- Records excerpted from a collection
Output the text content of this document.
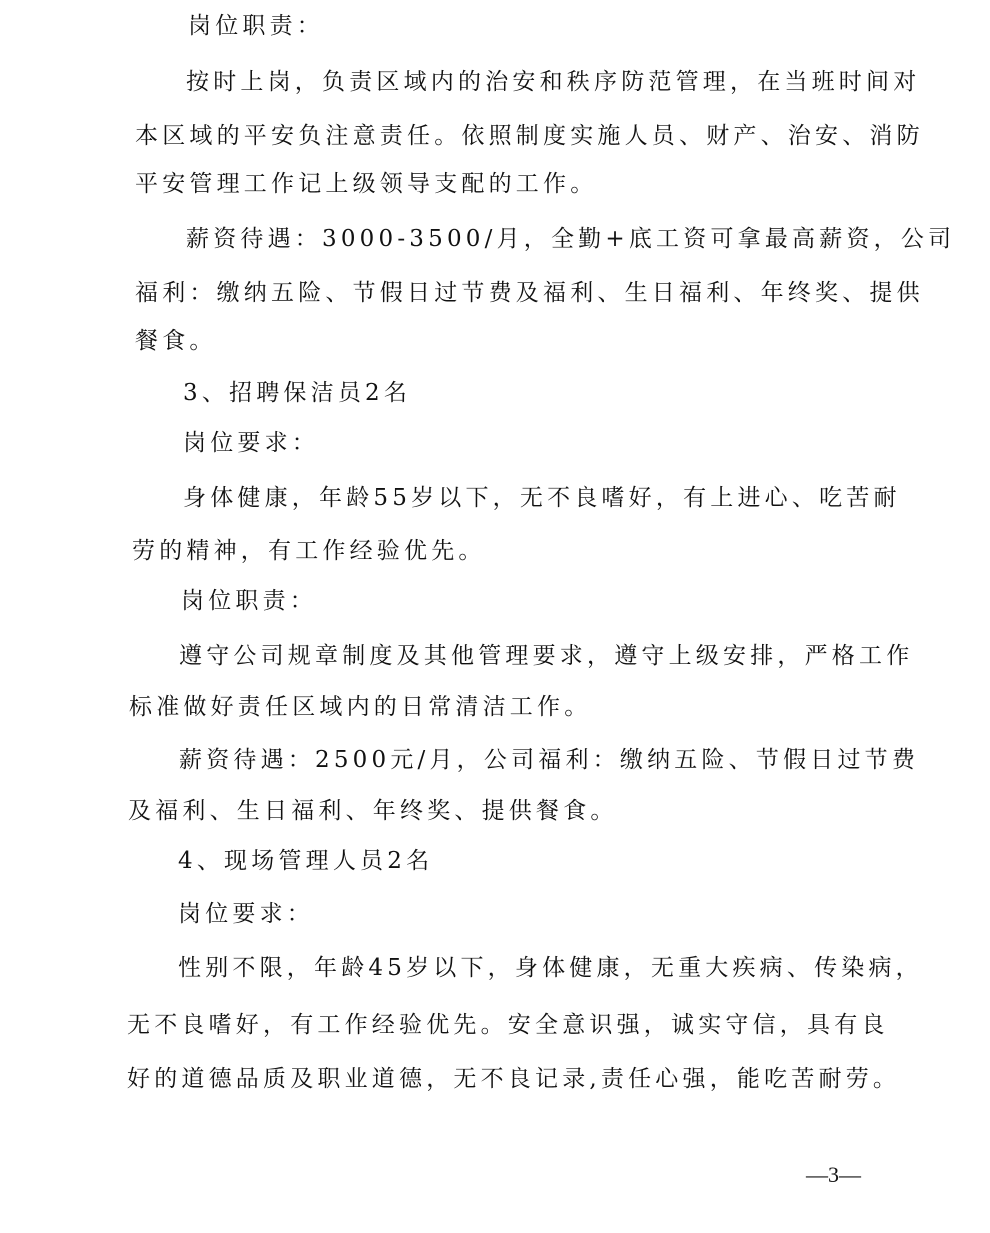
岗位职责：
按时上岗，负责区域内的治安和秩序防范管理，在当班时间对
本区域的平安负注意责任。依照制度实施人员、财产、治安、消防
平安管理工作记上级领导支配的工作。
薪资待遇：3000-3500/月，全勤+底工资可拿最高薪资，公司
福利：缴纳五险、节假日过节费及福利、生日福利、年终奖、提供
餐食。
3、招聘保洁员2名
岗位要求：
身体健康，年龄55岁以下，无不良嗜好，有上进心、吃苦耐
劳的精神，有工作经验优先。
岗位职责：
遵守公司规章制度及其他管理要求，遵守上级安排，严格工作
标准做好责任区域内的日常清洁工作。
薪资待遇：2500元/月，公司福利：缴纳五险、节假日过节费
及福利、生日福利、年终奖、提供餐食。
4、现场管理人员2名
岗位要求：
性别不限，年龄45岁以下，身体健康，无重大疾病、传染病，
无不良嗜好，有工作经验优先。安全意识强，诚实守信，具有良
好的道德品质及职业道德，无不良记录,责任心强，能吃苦耐劳。
—3—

- Exercise requirements
Write out the listing above exactly as it stands, pictures excluded.

- Response
Output the text content of this document.
岗位职责：
按时上岗，负责区域内的治安和秩序防范管理，在当班时间对
本区域的平安负注意责任。依照制度实施人员、财产、治安、消防
平安管理工作记上级领导支配的工作。
薪资待遇：3000-3500/月，全勤+底工资可拿最高薪资，公司
福利：缴纳五险、节假日过节费及福利、生日福利、年终奖、提供
餐食。
3、招聘保洁员2名
岗位要求：
身体健康，年龄55岁以下，无不良嗜好，有上进心、吃苦耐
劳的精神，有工作经验优先。
岗位职责：
遵守公司规章制度及其他管理要求，遵守上级安排，严格工作
标准做好责任区域内的日常清洁工作。
薪资待遇：2500元/月，公司福利：缴纳五险、节假日过节费
及福利、生日福利、年终奖、提供餐食。
4、现场管理人员2名
岗位要求：
性别不限，年龄45岁以下，身体健康，无重大疾病、传染病，
无不良嗜好，有工作经验优先。安全意识强，诚实守信，具有良
好的道德品质及职业道德，无不良记录,责任心强，能吃苦耐劳。
—3—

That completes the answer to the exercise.